TEXT PASSAGE:

Granular Permission Management: CDK makes it easier to grant fine-grained permissions to resources within application stacks. You can define IAM roles and policies that precisely match the access requirements of each application component, minimizing the risk of over-permissioning.

By using CDK, teams can move beyond fragmented tools and hybrid approaches, embracing a truly unified stack definition for their applications.

The Evolution of Deployment Tooling

The landscape of cloud infrastructure management has undergone a significant evolution, driven by the increasing complexity of modern applications and the need for more efficient and consistent deployment strategies. Initially, organizations navigated a fragmented ecosystem of specialized tools, leading to operational overhead and inconsistencies. The following below traces the evolution of cloud deployment tooling through three distinct phases, culminating in the emergence of unified stack approaches exemplified by AWS Cloud Development Kit (CDK).

Phase 1: Fragmented Tools – The Era of Specialization, and Silos

In the early days of cloud adoption, organizations often relied on disparate, specialized tools, each addressing a specific aspect of the cloud environment. Two prominent examples were AWS CloudFormation and Kubernetes, each originating from different operational philosophies:

AWS CloudFormation: Infrastructure Provisioning in Isolation: CloudFormation emerged from an engineering-centric world, focused on certainty and consistency in infrastructure provisioning. It excelled at defining and deploying a wide range of AWS resources through declarative templates. However, its approach to Kubernetes resources was often limited, treating them as static YAML definitions rather than dynamically managed entities.

LISTED ENTRIES:

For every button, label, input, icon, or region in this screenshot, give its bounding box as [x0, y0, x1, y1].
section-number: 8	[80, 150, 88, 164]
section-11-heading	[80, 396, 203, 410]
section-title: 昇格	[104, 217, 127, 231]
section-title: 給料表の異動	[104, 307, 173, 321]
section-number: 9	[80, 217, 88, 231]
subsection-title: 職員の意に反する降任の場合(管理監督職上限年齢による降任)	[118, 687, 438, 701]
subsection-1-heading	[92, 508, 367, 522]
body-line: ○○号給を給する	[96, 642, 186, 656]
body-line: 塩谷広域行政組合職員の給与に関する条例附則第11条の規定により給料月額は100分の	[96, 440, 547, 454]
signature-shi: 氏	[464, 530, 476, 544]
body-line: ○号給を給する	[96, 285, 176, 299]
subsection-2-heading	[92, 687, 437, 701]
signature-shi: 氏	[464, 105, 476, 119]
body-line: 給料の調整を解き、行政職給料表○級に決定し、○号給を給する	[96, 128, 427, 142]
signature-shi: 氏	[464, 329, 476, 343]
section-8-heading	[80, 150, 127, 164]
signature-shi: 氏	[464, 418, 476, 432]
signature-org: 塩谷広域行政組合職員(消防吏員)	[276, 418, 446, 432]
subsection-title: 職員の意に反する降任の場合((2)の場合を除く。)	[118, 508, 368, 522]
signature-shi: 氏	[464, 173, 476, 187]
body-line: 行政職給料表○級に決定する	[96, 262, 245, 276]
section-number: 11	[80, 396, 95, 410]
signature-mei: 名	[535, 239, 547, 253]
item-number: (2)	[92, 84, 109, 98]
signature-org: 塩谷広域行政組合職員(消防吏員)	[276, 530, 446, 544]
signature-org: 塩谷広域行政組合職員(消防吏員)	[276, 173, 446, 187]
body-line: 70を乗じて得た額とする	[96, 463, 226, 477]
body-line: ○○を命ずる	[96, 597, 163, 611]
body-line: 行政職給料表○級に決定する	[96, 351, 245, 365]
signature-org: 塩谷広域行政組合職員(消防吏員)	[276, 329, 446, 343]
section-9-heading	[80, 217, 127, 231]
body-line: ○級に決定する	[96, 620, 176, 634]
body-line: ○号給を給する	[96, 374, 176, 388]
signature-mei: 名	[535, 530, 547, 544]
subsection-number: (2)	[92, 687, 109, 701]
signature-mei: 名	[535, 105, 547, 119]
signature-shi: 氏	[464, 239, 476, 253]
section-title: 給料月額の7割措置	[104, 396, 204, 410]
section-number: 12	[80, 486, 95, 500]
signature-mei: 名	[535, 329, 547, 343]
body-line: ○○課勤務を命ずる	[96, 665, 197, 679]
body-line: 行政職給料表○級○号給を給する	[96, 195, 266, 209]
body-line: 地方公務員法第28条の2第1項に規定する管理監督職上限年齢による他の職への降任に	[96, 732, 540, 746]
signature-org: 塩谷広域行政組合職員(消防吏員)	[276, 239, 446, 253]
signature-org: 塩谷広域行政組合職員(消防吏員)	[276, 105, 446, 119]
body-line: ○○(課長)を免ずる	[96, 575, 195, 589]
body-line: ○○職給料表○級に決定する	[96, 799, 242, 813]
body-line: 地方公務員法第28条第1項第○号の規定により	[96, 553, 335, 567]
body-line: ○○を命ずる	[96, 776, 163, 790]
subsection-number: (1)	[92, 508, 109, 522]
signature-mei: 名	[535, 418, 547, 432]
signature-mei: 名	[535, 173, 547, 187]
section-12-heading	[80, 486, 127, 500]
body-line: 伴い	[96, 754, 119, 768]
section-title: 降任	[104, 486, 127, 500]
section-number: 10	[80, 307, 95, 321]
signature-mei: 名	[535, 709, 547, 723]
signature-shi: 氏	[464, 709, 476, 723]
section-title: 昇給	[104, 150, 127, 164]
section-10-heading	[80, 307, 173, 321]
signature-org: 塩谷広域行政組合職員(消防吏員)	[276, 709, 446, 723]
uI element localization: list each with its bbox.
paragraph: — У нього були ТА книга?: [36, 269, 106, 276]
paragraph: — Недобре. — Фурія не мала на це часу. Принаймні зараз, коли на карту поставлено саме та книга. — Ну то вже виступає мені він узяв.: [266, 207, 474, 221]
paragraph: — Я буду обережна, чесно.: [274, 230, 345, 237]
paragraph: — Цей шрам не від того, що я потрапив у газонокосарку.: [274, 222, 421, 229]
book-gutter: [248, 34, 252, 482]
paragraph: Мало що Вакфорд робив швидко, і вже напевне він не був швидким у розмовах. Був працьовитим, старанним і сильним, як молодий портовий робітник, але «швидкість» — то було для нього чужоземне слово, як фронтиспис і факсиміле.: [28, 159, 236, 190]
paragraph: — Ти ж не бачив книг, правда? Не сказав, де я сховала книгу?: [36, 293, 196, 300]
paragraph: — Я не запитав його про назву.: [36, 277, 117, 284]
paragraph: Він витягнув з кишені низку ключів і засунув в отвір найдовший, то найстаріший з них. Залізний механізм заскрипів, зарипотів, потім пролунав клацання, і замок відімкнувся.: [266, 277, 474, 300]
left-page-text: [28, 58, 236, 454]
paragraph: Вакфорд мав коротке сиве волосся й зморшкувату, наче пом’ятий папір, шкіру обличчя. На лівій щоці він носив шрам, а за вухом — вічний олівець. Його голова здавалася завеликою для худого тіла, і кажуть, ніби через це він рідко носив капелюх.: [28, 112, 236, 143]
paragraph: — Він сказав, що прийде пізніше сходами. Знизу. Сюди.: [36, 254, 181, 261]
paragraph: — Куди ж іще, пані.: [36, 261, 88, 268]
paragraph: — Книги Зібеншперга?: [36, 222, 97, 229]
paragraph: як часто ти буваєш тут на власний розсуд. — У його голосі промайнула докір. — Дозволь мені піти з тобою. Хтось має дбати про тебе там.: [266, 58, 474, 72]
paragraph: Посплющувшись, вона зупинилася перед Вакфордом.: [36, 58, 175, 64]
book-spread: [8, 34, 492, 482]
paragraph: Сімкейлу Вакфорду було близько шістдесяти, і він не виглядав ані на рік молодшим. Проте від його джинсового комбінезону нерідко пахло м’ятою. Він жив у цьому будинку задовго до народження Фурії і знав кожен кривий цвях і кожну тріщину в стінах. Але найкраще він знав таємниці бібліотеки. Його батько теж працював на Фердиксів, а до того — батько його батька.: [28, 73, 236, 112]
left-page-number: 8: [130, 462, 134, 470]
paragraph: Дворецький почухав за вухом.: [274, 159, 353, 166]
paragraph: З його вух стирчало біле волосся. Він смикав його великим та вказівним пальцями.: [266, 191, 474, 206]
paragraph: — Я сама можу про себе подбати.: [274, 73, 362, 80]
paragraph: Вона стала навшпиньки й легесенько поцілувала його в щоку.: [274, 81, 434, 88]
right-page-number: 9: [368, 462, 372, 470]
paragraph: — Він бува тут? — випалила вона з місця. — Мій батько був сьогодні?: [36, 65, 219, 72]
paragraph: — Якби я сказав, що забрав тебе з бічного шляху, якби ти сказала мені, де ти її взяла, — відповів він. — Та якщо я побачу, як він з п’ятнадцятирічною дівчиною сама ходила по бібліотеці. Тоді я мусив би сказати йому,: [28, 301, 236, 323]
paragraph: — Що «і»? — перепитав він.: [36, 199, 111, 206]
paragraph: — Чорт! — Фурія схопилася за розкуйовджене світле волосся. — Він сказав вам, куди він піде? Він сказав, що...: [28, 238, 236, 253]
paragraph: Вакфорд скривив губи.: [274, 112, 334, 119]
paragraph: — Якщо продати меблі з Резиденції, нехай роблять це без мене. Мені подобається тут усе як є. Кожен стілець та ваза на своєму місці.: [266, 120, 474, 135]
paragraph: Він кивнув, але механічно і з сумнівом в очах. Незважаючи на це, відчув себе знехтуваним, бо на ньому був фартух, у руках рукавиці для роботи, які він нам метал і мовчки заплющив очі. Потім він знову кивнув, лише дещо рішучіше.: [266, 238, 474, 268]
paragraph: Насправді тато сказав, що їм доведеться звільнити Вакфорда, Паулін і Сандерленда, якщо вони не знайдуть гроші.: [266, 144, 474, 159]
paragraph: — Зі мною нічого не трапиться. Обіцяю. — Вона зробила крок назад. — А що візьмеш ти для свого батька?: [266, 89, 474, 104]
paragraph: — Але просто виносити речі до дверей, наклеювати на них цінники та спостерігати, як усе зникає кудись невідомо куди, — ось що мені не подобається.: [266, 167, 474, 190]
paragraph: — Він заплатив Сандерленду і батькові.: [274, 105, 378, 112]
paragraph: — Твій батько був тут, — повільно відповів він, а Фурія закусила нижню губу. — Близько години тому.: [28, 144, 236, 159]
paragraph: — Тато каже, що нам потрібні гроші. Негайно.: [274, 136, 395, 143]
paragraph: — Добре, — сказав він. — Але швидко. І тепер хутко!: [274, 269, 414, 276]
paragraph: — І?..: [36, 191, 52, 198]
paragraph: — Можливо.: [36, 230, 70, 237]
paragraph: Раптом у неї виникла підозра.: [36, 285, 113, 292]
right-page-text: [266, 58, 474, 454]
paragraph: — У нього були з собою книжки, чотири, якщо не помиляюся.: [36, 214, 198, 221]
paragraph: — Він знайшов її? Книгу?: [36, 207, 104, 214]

EXERCISE REQUIREMENTS:
**a.** In the CDK text, what did AWS CloudFormation excel at?
**b.** Rewrite the CDK text from the words "By using CDK, teams" through "Development Kit (CDK).", replacing "landscape" with "terrain".
The entries have nothing to do with this work.

ANSWERS GIVEN:
**a.** Defining and deploying a wide range of AWS resources through declarative templates.

**b.**
By using CDK, teams can move beyond fragmented tools and hybrid approaches, embracing a truly unified stack definition for their applications.

The Evolution of Deployment Tooling

The terrain of cloud infrastructure management has undergone a significant evolution, driven by the increasing complexity of modern applications and the need for more efficient and consistent deployment strategies. Initially, organizations navigated a fragmented ecosystem of specialized tools, leading to operational overhead and inconsistencies. The following below traces the evolution of cloud deployment tooling through three distinct phases, culminating in the emergence of unified stack approaches exemplified by AWS Cloud Development Kit (CDK).